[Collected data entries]
--------------------------------
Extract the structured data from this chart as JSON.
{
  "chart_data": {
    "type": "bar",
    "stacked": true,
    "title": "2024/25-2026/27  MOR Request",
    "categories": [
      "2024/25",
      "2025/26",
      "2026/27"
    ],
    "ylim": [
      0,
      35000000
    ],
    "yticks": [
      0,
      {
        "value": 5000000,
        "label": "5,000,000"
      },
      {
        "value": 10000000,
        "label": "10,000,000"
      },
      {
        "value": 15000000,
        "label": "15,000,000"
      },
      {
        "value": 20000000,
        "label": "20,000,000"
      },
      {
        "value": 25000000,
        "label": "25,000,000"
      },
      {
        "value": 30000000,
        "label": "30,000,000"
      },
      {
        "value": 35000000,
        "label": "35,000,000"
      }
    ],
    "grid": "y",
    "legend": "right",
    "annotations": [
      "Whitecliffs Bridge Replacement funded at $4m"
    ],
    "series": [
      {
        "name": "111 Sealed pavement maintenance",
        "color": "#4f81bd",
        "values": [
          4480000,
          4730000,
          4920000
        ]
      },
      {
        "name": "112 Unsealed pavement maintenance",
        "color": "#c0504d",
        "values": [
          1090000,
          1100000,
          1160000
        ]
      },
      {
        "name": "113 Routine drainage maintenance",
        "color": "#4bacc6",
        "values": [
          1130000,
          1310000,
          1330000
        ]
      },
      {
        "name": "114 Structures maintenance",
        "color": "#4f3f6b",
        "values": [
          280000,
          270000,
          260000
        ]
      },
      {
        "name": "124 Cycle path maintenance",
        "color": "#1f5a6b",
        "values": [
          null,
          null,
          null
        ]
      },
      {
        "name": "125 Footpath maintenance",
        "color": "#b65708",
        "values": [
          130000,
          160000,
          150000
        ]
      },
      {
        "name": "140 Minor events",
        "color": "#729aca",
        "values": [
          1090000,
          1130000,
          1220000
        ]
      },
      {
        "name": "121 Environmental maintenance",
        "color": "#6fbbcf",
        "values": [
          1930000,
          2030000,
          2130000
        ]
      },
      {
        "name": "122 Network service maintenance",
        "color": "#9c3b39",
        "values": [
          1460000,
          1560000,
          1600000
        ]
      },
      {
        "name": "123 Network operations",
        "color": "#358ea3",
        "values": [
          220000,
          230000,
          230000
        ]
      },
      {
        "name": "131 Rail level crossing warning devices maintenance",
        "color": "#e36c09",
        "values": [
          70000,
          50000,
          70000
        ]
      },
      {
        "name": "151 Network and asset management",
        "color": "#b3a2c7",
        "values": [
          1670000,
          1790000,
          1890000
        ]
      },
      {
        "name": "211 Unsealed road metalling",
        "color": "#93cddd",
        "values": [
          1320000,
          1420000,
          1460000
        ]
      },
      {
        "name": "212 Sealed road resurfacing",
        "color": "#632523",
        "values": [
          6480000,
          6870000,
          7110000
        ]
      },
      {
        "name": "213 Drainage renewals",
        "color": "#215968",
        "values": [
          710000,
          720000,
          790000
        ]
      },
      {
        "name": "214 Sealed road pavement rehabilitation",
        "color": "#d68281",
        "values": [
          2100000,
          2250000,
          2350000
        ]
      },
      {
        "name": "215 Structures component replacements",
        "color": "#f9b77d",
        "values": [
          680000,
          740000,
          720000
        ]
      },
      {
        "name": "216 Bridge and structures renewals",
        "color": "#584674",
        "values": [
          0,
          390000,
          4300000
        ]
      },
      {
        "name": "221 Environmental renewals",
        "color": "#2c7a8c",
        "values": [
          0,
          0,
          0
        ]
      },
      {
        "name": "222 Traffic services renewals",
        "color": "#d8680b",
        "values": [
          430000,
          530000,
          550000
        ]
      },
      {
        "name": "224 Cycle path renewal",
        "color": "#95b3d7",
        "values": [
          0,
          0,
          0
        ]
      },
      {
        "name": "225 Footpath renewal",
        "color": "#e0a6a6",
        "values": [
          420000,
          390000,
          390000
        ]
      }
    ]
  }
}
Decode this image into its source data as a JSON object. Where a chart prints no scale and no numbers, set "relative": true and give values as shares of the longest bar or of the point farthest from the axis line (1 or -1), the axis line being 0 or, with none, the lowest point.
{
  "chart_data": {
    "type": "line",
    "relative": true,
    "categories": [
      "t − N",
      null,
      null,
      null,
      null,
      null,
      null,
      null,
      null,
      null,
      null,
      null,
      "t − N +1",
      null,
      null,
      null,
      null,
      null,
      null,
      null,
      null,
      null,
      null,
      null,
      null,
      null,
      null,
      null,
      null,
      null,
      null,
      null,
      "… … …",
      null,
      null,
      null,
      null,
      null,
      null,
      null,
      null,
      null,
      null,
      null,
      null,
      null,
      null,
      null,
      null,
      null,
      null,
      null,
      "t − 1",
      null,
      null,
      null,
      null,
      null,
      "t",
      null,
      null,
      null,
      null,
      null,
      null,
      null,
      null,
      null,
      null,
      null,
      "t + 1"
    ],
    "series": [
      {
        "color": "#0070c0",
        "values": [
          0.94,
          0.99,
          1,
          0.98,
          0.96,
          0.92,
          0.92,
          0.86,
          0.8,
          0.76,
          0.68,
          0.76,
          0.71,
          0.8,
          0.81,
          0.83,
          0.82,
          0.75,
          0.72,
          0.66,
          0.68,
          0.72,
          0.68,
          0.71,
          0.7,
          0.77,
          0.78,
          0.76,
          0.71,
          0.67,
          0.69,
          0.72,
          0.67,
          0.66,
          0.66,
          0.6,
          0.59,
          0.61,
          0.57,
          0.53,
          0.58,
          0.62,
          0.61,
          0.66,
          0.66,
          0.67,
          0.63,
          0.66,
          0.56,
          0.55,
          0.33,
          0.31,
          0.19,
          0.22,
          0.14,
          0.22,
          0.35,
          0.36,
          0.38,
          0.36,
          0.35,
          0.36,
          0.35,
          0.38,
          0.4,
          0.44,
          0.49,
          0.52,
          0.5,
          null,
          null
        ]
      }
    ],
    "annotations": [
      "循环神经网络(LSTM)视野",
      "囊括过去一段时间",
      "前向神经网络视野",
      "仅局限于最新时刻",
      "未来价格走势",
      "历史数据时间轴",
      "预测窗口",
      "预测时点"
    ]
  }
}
--------------------------------
- **TO DO**:
Reproduce the complete data exactly as presented above.

- **RESULT BELOW**:
Extract the structured data from this chart as JSON.
{
  "chart_data": {
    "type": "bar",
    "stacked": true,
    "title": "2024/25-2026/27  MOR Request",
    "categories": [
      "2024/25",
      "2025/26",
      "2026/27"
    ],
    "ylim": [
      0,
      35000000
    ],
    "yticks": [
      0,
      {
        "value": 5000000,
        "label": "5,000,000"
      },
      {
        "value": 10000000,
        "label": "10,000,000"
      },
      {
        "value": 15000000,
        "label": "15,000,000"
      },
      {
        "value": 20000000,
        "label": "20,000,000"
      },
      {
        "value": 25000000,
        "label": "25,000,000"
      },
      {
        "value": 30000000,
        "label": "30,000,000"
      },
      {
        "value": 35000000,
        "label": "35,000,000"
      }
    ],
    "grid": "y",
    "legend": "right",
    "annotations": [
      "Whitecliffs Bridge Replacement funded at $4m"
    ],
    "series": [
      {
        "name": "111 Sealed pavement maintenance",
        "color": "#4f81bd",
        "values": [
          4480000,
          4730000,
          4920000
        ]
      },
      {
        "name": "112 Unsealed pavement maintenance",
        "color": "#c0504d",
        "values": [
          1090000,
          1100000,
          1160000
        ]
      },
      {
        "name": "113 Routine drainage maintenance",
        "color": "#4bacc6",
        "values": [
          1130000,
          1310000,
          1330000
        ]
      },
      {
        "name": "114 Structures maintenance",
        "color": "#4f3f6b",
        "values": [
          280000,
          270000,
          260000
        ]
      },
      {
        "name": "124 Cycle path maintenance",
        "color": "#1f5a6b",
        "values": [
          null,
          null,
          null
        ]
      },
      {
        "name": "125 Footpath maintenance",
        "color": "#b65708",
        "values": [
          130000,
          160000,
          150000
        ]
      },
      {
        "name": "140 Minor events",
        "color": "#729aca",
        "values": [
          1090000,
          1130000,
          1220000
        ]
      },
      {
        "name": "121 Environmental maintenance",
        "color": "#6fbbcf",
        "values": [
          1930000,
          2030000,
          2130000
        ]
      },
      {
        "name": "122 Network service maintenance",
        "color": "#9c3b39",
        "values": [
          1460000,
          1560000,
          1600000
        ]
      },
      {
        "name": "123 Network operations",
        "color": "#358ea3",
        "values": [
          220000,
          230000,
          230000
        ]
      },
      {
        "name": "131 Rail level crossing warning devices maintenance",
        "color": "#e36c09",
        "values": [
          70000,
          50000,
          70000
        ]
      },
      {
        "name": "151 Network and asset management",
        "color": "#b3a2c7",
        "values": [
          1670000,
          1790000,
          1890000
        ]
      },
      {
        "name": "211 Unsealed road metalling",
        "color": "#93cddd",
        "values": [
          1320000,
          1420000,
          1460000
        ]
      },
      {
        "name": "212 Sealed road resurfacing",
        "color": "#632523",
        "values": [
          6480000,
          6870000,
          7110000
        ]
      },
      {
        "name": "213 Drainage renewals",
        "color": "#215968",
        "values": [
          710000,
          720000,
          790000
        ]
      },
      {
        "name": "214 Sealed road pavement rehabilitation",
        "color": "#d68281",
        "values": [
          2100000,
          2250000,
          2350000
        ]
      },
      {
        "name": "215 Structures component replacements",
        "color": "#f9b77d",
        "values": [
          680000,
          740000,
          720000
        ]
      },
      {
        "name": "216 Bridge and structures renewals",
        "color": "#584674",
        "values": [
          0,
          390000,
          4300000
        ]
      },
      {
        "name": "221 Environmental renewals",
        "color": "#2c7a8c",
        "values": [
          0,
          0,
          0
        ]
      },
      {
        "name": "222 Traffic services renewals",
        "color": "#d8680b",
        "values": [
          430000,
          530000,
          550000
        ]
      },
      {
        "name": "224 Cycle path renewal",
        "color": "#95b3d7",
        "values": [
          0,
          0,
          0
        ]
      },
      {
        "name": "225 Footpath renewal",
        "color": "#e0a6a6",
        "values": [
          420000,
          390000,
          390000
        ]
      }
    ]
  }
}
Decode this image into its source data as a JSON object. Where a chart prints no scale and no numbers, set "relative": true and give values as shares of the longest bar or of the point farthest from the axis line (1 or -1), the axis line being 0 or, with none, the lowest point.
{
  "chart_data": {
    "type": "line",
    "relative": true,
    "categories": [
      "t − N",
      null,
      null,
      null,
      null,
      null,
      null,
      null,
      null,
      null,
      null,
      null,
      "t − N +1",
      null,
      null,
      null,
      null,
      null,
      null,
      null,
      null,
      null,
      null,
      null,
      null,
      null,
      null,
      null,
      null,
      null,
      null,
      null,
      "… … …",
      null,
      null,
      null,
      null,
      null,
      null,
      null,
      null,
      null,
      null,
      null,
      null,
      null,
      null,
      null,
      null,
      null,
      null,
      null,
      "t − 1",
      null,
      null,
      null,
      null,
      null,
      "t",
      null,
      null,
      null,
      null,
      null,
      null,
      null,
      null,
      null,
      null,
      null,
      "t + 1"
    ],
    "series": [
      {
        "color": "#0070c0",
        "values": [
          0.94,
          0.99,
          1,
          0.98,
          0.96,
          0.92,
          0.92,
          0.86,
          0.8,
          0.76,
          0.68,
          0.76,
          0.71,
          0.8,
          0.81,
          0.83,
          0.82,
          0.75,
          0.72,
          0.66,
          0.68,
          0.72,
          0.68,
          0.71,
          0.7,
          0.77,
          0.78,
          0.76,
          0.71,
          0.67,
          0.69,
          0.72,
          0.67,
          0.66,
          0.66,
          0.6,
          0.59,
          0.61,
          0.57,
          0.53,
          0.58,
          0.62,
          0.61,
          0.66,
          0.66,
          0.67,
          0.63,
          0.66,
          0.56,
          0.55,
          0.33,
          0.31,
          0.19,
          0.22,
          0.14,
          0.22,
          0.35,
          0.36,
          0.38,
          0.36,
          0.35,
          0.36,
          0.35,
          0.38,
          0.4,
          0.44,
          0.49,
          0.52,
          0.5,
          null,
          null
        ]
      }
    ],
    "annotations": [
      "循环神经网络(LSTM)视野",
      "囊括过去一段时间",
      "前向神经网络视野",
      "仅局限于最新时刻",
      "未来价格走势",
      "历史数据时间轴",
      "预测窗口",
      "预测时点"
    ]
  }
}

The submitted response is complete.